>> BEGIN Given entries
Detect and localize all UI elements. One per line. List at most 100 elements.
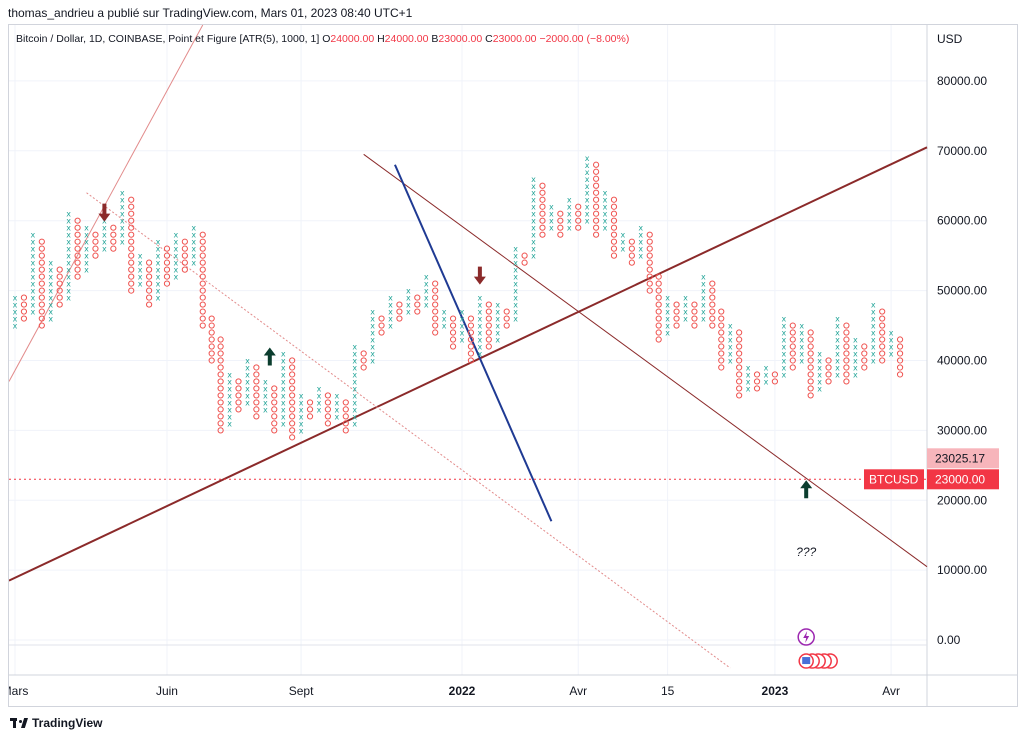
pnf-o-box (128, 266, 135, 273)
pnf-o-box (271, 420, 278, 427)
pnf-o-box (20, 315, 28, 322)
pnf-x-box: x (835, 356, 840, 365)
pnf-x-box: x (66, 266, 71, 275)
pnf-o-box (718, 343, 725, 350)
pnf-o-box (208, 343, 215, 350)
pnf-o-box (896, 357, 904, 364)
pnf-o-box (646, 245, 653, 252)
pnf-o-box (843, 336, 850, 343)
pnf-x-box: x (370, 343, 375, 352)
pnf-o-box (217, 378, 224, 385)
pnf-o-box (467, 357, 475, 364)
footer-brand[interactable]: TradingView (10, 716, 102, 730)
pnf-o-box (539, 203, 546, 210)
pnf-x-box: x (281, 363, 286, 372)
pnf-x-box: x (352, 384, 357, 393)
pnf-o-box (709, 280, 716, 287)
pnf-o-box (646, 238, 653, 245)
pnf-o-box (879, 343, 886, 350)
pnf-o-box (691, 308, 698, 315)
pnf-o-box (199, 294, 206, 301)
pnf-o-box (646, 273, 653, 280)
pnf-x-box: x (549, 210, 554, 219)
pnf-o-box (843, 357, 850, 364)
pnf-o-box (736, 350, 743, 357)
pnf-o-box (271, 392, 278, 399)
pnf-o-box (38, 266, 45, 273)
pnf-x-box: x (156, 245, 161, 254)
pnf-o-box (861, 364, 868, 371)
pnf-x-box: x (245, 363, 250, 372)
support-trendline (9, 146, 928, 582)
pnf-x-box: x (513, 273, 518, 282)
pnf-x-box: x (871, 322, 876, 331)
pnf-o-box (593, 231, 600, 238)
pnf-x-box: x (799, 356, 804, 365)
pnf-x-box: x (728, 343, 733, 352)
pnf-x-box: x (531, 189, 536, 198)
pnf-o-box (217, 343, 224, 350)
pnf-x-box: x (120, 217, 125, 226)
x-tick-label: Juin (156, 684, 178, 698)
pnf-x-box: x (799, 322, 804, 331)
legend-low-label: B (431, 33, 439, 45)
pnf-x-box: x (174, 252, 179, 261)
pnf-o-box (843, 364, 850, 371)
pnf-x-box: x (585, 168, 590, 177)
pnf-o-box (146, 301, 153, 308)
pnf-o-box (396, 315, 403, 322)
symbol-tag (864, 469, 924, 490)
pnf-x-box: x (334, 391, 339, 400)
pnf-x-box: x (603, 210, 608, 219)
pnf-x-box: x (665, 322, 670, 331)
x-tick-label: 2023 (762, 684, 789, 698)
pnf-x-box: x (424, 280, 429, 289)
pnf-x-box: x (352, 405, 357, 414)
pnf-x-box: x (585, 196, 590, 205)
pnf-o-box (217, 350, 224, 357)
pnf-o-box (199, 322, 206, 329)
pnf-x-box: x (227, 419, 232, 428)
pnf-x-box: x (299, 419, 304, 428)
pnf-o-box (655, 294, 662, 301)
pnf-x-box: x (665, 315, 670, 324)
pnf-x-box: x (817, 356, 822, 365)
pnf-o-box (414, 294, 421, 301)
pnf-x-box: x (478, 322, 483, 331)
pnf-o-box (271, 413, 278, 420)
pnf-chart[interactable]: USD 0.00 10000.00 20000.00 30000.00 40000.00 5… (9, 25, 1017, 706)
pnf-x-box: x (853, 343, 858, 352)
pnf-o-box (342, 413, 349, 420)
pnf-o-box (557, 217, 564, 224)
pnf-o-box (655, 287, 662, 294)
pnf-x-box: x (299, 398, 304, 407)
pnf-o-box (208, 315, 215, 322)
pnf-o-box (843, 343, 850, 350)
pnf-o-box (718, 329, 725, 336)
pnf-o-box (289, 406, 296, 413)
pnf-o-box (736, 392, 743, 399)
pnf-x-box: x (781, 322, 786, 331)
pnf-x-box: x (66, 252, 71, 261)
pnf-x-box: x (781, 329, 786, 338)
pnf-o-box (128, 196, 135, 203)
pnf-o-box (146, 266, 153, 273)
pnf-o-box (807, 336, 814, 343)
pnf-o-box (217, 336, 224, 343)
pnf-x-box: x (781, 363, 786, 372)
pnf-x-box: x (728, 336, 733, 345)
pnf-x-box: x (281, 391, 286, 400)
pnf-o-box (673, 315, 680, 322)
pnf-x-box: x (191, 259, 196, 268)
pnf-x-box: x (478, 301, 483, 310)
pnf-x-box: x (370, 322, 375, 331)
pnf-x-box: x (388, 308, 393, 317)
x-tick-label: 15 (661, 684, 675, 698)
pnf-o-box (56, 273, 63, 280)
chart-panel[interactable]: USD 0.00 10000.00 20000.00 30000.00 40000.00 5… (8, 24, 1018, 707)
pnf-o-box (610, 203, 618, 210)
pnf-x-box: x (871, 308, 876, 317)
pnf-x-box: x (853, 356, 858, 365)
pnf-x-box: x (370, 336, 375, 345)
pnf-x-box: x (191, 245, 196, 254)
>> END Given entries
Directions for this task
Render each line of the listing above as a row in a Markdown table with two columns, Row and Entry, where Row holds the line's number and Entry holds its text. Skip blank lines and leave out the pictures.

Correct response
| Row | Entry |
|---|---|
| 1 | Detect and localize all UI elements. One per line. List at most 100 elements. |
| 2 | pnf-o-box (128, 266, 135, 273) |
| 3 | pnf-o-box (271, 420, 278, 427) |
| 4 | pnf-o-box (20, 315, 28, 322) |
| 5 | pnf-x-box: x (835, 356, 840, 365) |
| 6 | pnf-x-box: x (66, 266, 71, 275) |
| 7 | pnf-o-box (718, 343, 725, 350) |
| 8 | pnf-o-box (208, 343, 215, 350) |
| 9 | pnf-o-box (896, 357, 904, 364) |
| 10 | pnf-o-box (646, 245, 653, 252) |
| 11 | pnf-o-box (843, 336, 850, 343) |
| 12 | pnf-x-box: x (370, 343, 375, 352) |
| 13 | pnf-o-box (217, 378, 224, 385) |
| 14 | pnf-o-box (467, 357, 475, 364) |
| 15 | footer-brand[interactable]: TradingView (10, 716, 102, 730) |
| 16 | pnf-o-box (539, 203, 546, 210) |
| 17 | pnf-x-box: x (281, 363, 286, 372) |
| 18 | pnf-x-box: x (352, 384, 357, 393) |
| 19 | pnf-o-box (709, 280, 716, 287) |
| 20 | pnf-o-box (646, 238, 653, 245) |
| 21 | pnf-o-box (879, 343, 886, 350) |
| 22 | pnf-o-box (691, 308, 698, 315) |
| 23 | pnf-o-box (199, 294, 206, 301) |
| 24 | pnf-o-box (646, 273, 653, 280) |
| 25 | pnf-x-box: x (549, 210, 554, 219) |
| 26 | pnf-o-box (843, 357, 850, 364) |
| 27 | pnf-o-box (736, 350, 743, 357) |
| 28 | pnf-o-box (271, 392, 278, 399) |
| 29 | pnf-o-box (38, 266, 45, 273) |
| 30 | pnf-x-box: x (156, 245, 161, 254) |
| 31 | pnf-o-box (861, 364, 868, 371) |
| 32 | pnf-x-box: x (245, 363, 250, 372) |
| 33 | support-trendline (9, 146, 928, 582) |
| 34 | pnf-x-box: x (513, 273, 518, 282) |
| 35 | pnf-x-box: x (871, 322, 876, 331) |
| 36 | pnf-o-box (593, 231, 600, 238) |
| 37 | pnf-x-box: x (799, 356, 804, 365) |
| 38 | pnf-x-box: x (728, 343, 733, 352) |
| 39 | pnf-x-box: x (531, 189, 536, 198) |
| 40 | pnf-o-box (217, 343, 224, 350) |
| 41 | pnf-x-box: x (120, 217, 125, 226) |
| 42 | x-tick-label: Juin (156, 684, 178, 698) |
| 43 | pnf-x-box: x (799, 322, 804, 331) |
| 44 | legend-low-label: B (431, 33, 439, 45) |
| 45 | pnf-x-box: x (174, 252, 179, 261) |
| 46 | pnf-o-box (843, 364, 850, 371) |
| 47 | pnf-x-box: x (585, 168, 590, 177) |
| 48 | pnf-o-box (146, 301, 153, 308) |
| 49 | pnf-o-box (396, 315, 403, 322) |
| 50 | symbol-tag (864, 469, 924, 490) |
| 51 | pnf-x-box: x (334, 391, 339, 400) |
| 52 | pnf-x-box: x (603, 210, 608, 219) |
| 53 | pnf-x-box: x (665, 322, 670, 331) |
| 54 | x-tick-label: 2023 (762, 684, 789, 698) |
| 55 | pnf-x-box: x (424, 280, 429, 289) |
| 56 | pnf-x-box: x (352, 405, 357, 414) |
| 57 | pnf-x-box: x (585, 196, 590, 205) |
| 58 | pnf-o-box (217, 350, 224, 357) |
| 59 | pnf-o-box (199, 322, 206, 329) |
| 60 | pnf-x-box: x (227, 419, 232, 428) |
| 61 | pnf-x-box: x (299, 419, 304, 428) |
| 62 | pnf-o-box (655, 294, 662, 301) |
| 63 | pnf-x-box: x (665, 315, 670, 324) |
| 64 | pnf-x-box: x (817, 356, 822, 365) |
| 65 | pnf-o-box (414, 294, 421, 301) |
| 66 | pnf-x-box: x (478, 322, 483, 331) |
| 67 | pnf-o-box (271, 413, 278, 420) |
| 68 | pnf-chart[interactable]: USD 0.00 10000.00 20000.00 30000.00 40000.00 5… (9, 25, 1017, 706) |
| 69 | pnf-x-box: x (853, 343, 858, 352) |
| 70 | pnf-o-box (342, 413, 349, 420) |
| 71 | pnf-o-box (557, 217, 564, 224) |
| 72 | pnf-o-box (655, 287, 662, 294) |
| 73 | pnf-x-box: x (299, 398, 304, 407) |
| 74 | pnf-o-box (208, 315, 215, 322) |
| 75 | pnf-o-box (843, 343, 850, 350) |
| 76 | pnf-o-box (718, 329, 725, 336) |
| 77 | pnf-o-box (289, 406, 296, 413) |
| 78 | pnf-o-box (736, 392, 743, 399) |
| 79 | pnf-x-box: x (781, 322, 786, 331) |
| 80 | pnf-x-box: x (66, 252, 71, 261) |
| 81 | pnf-x-box: x (781, 329, 786, 338) |
| 82 | pnf-o-box (128, 196, 135, 203) |
| 83 | pnf-o-box (146, 266, 153, 273) |
| 84 | pnf-o-box (807, 336, 814, 343) |
| 85 | pnf-o-box (217, 336, 224, 343) |
| 86 | pnf-x-box: x (781, 363, 786, 372) |
| 87 | pnf-x-box: x (728, 336, 733, 345) |
| 88 | pnf-x-box: x (281, 391, 286, 400) |
| 89 | pnf-o-box (673, 315, 680, 322) |
| 90 | pnf-x-box: x (191, 259, 196, 268) |
| 91 | pnf-x-box: x (478, 301, 483, 310) |
| 92 | pnf-x-box: x (370, 322, 375, 331) |
| 93 | pnf-x-box: x (388, 308, 393, 317) |
| 94 | x-tick-label: 15 (661, 684, 675, 698) |
| 95 | pnf-o-box (56, 273, 63, 280) |
| 96 | chart-panel[interactable]: USD 0.00 10000.00 20000.00 30000.00 40000.00 5… (8, 24, 1018, 707) |
| 97 | pnf-o-box (610, 203, 618, 210) |
| 98 | pnf-x-box: x (871, 308, 876, 317) |
| 99 | pnf-x-box: x (853, 356, 858, 365) |
| 100 | pnf-x-box: x (370, 336, 375, 345) |
| 101 | pnf-x-box: x (191, 245, 196, 254) |